** Start DATASET EXCERPTS **

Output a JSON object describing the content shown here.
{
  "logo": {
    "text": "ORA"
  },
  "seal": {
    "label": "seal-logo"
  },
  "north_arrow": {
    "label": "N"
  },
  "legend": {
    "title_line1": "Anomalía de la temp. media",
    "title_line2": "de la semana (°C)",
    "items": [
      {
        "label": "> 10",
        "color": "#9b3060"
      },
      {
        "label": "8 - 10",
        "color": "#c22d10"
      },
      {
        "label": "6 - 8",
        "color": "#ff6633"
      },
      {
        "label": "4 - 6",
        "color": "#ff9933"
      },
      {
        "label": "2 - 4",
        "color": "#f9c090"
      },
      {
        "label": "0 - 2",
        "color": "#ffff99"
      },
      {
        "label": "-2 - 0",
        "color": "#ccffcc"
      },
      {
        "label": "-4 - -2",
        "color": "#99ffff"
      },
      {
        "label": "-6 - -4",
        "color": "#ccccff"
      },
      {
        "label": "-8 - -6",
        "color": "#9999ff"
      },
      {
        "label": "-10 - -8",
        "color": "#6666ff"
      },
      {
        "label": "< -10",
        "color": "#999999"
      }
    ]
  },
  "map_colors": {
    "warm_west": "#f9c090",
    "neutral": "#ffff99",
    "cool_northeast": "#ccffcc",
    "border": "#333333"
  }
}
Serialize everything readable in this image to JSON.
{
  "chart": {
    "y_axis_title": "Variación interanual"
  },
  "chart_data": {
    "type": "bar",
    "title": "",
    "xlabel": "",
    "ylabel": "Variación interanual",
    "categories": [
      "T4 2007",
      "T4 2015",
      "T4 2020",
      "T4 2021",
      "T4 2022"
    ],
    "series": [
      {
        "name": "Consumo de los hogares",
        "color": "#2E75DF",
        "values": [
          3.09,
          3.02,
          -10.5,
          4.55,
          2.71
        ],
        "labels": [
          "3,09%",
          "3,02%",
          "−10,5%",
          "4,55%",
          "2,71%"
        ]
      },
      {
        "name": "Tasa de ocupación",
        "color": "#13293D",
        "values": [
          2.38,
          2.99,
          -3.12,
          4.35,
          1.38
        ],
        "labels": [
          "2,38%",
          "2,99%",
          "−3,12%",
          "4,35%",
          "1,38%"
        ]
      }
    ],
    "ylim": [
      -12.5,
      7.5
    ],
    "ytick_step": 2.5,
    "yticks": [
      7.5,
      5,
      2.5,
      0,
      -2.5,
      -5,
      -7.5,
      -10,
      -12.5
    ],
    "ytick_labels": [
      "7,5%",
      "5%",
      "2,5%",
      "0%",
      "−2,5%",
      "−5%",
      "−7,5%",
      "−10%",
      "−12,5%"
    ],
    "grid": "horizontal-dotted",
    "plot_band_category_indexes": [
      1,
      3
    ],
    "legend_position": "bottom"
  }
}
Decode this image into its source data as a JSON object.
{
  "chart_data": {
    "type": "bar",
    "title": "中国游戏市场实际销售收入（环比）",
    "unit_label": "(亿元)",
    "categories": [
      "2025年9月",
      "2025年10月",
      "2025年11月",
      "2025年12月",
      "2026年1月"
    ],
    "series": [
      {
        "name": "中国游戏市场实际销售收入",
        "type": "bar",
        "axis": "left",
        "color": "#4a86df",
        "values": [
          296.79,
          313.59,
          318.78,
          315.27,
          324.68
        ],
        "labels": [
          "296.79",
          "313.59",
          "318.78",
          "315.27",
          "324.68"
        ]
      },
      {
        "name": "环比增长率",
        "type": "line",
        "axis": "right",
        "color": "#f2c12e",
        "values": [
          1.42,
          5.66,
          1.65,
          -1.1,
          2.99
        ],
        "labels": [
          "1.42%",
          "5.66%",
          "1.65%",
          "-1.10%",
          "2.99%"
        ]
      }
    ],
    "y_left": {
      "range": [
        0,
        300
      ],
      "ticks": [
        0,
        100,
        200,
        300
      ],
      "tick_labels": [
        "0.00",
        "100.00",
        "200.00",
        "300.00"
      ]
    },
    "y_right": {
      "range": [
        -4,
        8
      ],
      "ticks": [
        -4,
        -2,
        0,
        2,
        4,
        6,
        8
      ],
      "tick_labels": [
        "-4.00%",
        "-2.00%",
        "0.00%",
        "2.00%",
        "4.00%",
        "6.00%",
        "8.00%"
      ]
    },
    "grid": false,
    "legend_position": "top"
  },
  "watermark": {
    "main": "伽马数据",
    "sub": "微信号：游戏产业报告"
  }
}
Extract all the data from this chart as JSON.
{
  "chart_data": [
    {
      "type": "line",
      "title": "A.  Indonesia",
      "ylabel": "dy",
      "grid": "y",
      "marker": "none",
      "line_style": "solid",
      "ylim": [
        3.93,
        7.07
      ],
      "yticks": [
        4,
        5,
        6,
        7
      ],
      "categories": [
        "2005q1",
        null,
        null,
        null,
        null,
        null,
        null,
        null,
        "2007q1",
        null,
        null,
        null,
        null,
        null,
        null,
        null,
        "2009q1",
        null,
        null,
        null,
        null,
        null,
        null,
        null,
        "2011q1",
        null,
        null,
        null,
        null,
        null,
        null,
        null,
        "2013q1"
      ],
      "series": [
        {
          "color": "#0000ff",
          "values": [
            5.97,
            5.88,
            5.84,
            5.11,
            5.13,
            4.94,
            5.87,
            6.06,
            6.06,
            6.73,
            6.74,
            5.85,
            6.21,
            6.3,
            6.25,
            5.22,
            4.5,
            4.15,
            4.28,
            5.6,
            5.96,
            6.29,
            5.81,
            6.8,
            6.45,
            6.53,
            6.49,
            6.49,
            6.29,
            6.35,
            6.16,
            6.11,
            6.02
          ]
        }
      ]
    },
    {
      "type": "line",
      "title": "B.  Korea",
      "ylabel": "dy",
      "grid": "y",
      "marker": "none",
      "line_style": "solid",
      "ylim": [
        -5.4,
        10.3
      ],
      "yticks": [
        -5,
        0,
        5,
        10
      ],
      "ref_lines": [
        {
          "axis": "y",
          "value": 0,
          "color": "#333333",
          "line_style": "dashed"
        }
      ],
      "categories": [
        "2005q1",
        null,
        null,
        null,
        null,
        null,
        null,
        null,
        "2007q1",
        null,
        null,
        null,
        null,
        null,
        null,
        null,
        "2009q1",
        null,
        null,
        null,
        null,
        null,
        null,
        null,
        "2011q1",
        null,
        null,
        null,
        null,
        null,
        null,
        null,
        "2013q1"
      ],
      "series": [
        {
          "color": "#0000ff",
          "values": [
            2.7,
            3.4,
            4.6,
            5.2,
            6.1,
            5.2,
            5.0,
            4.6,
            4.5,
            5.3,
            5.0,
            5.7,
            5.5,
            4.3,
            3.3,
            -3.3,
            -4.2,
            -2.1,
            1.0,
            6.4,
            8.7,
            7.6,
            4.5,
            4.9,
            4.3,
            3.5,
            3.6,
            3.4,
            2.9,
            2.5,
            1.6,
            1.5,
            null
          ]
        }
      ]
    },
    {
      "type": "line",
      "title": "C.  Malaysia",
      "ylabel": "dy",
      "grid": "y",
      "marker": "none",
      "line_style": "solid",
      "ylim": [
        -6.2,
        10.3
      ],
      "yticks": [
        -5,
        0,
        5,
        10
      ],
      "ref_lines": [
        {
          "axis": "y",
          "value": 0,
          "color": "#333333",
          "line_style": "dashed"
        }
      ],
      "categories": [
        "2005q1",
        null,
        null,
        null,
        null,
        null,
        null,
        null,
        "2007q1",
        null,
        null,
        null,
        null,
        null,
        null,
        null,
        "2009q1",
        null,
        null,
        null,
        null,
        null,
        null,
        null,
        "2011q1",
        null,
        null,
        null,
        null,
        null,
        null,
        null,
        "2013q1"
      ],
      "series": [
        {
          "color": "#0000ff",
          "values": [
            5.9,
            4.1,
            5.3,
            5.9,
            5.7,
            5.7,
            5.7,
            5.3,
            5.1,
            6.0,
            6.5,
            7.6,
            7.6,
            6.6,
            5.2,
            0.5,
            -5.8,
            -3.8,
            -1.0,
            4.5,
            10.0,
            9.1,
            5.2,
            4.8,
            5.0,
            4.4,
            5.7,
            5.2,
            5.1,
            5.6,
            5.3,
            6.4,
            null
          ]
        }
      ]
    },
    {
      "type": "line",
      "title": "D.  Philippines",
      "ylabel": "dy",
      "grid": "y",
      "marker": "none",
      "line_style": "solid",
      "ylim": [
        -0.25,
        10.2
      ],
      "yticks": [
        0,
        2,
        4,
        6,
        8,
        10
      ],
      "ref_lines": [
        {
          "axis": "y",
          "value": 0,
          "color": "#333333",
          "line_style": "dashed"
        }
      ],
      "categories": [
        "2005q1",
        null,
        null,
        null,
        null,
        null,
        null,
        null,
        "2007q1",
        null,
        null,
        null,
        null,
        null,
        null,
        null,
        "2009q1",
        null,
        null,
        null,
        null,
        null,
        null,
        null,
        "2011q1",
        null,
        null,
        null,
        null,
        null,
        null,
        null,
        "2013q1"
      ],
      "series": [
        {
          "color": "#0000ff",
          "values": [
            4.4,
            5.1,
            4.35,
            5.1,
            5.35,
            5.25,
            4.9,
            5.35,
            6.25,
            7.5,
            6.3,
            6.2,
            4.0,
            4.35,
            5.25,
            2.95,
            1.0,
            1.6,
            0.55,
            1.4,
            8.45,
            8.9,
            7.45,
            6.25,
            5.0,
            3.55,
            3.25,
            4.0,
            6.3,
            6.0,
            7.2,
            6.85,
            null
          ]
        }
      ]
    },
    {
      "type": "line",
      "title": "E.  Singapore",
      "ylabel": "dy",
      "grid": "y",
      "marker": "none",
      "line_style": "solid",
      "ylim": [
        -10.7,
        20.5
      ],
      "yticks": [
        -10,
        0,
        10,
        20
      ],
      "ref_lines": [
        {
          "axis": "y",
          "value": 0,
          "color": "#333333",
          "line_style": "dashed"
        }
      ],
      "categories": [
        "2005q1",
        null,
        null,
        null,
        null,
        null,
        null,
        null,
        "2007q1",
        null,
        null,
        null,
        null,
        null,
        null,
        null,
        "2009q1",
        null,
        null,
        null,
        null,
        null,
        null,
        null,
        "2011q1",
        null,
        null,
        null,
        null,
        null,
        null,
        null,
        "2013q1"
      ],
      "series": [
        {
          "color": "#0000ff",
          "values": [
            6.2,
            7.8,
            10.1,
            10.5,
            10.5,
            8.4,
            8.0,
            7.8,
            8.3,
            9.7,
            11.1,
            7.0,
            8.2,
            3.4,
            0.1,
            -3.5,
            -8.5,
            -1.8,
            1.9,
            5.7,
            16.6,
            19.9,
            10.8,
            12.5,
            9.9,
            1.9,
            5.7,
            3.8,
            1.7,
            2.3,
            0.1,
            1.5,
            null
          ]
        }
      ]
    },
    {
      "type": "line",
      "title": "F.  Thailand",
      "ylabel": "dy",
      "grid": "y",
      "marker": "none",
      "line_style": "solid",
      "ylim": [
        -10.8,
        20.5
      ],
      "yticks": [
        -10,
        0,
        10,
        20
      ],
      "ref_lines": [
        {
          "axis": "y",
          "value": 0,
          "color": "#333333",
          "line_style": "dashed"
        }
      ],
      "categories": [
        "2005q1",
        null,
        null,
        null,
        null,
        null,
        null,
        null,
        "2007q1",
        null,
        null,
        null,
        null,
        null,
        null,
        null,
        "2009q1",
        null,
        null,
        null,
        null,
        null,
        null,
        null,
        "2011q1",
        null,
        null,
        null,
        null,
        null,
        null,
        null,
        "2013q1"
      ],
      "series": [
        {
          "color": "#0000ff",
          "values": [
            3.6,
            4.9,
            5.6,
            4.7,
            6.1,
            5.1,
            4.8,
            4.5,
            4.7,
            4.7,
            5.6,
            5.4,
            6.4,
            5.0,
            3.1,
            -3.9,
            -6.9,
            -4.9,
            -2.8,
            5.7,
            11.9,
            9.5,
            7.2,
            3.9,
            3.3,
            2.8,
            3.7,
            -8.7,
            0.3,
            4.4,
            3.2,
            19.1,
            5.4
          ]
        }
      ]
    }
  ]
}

** End DATASET EXCERPTS **

■ **WORK TO COMPLETE**:
Identify each line holding the string "JSON", and copy it out.

■ **THE ANSWER**:
Output a JSON object describing the content shown here.
Serialize everything readable in this image to JSON.
Decode this image into its source data as a JSON object.
Extract all the data from this chart as JSON.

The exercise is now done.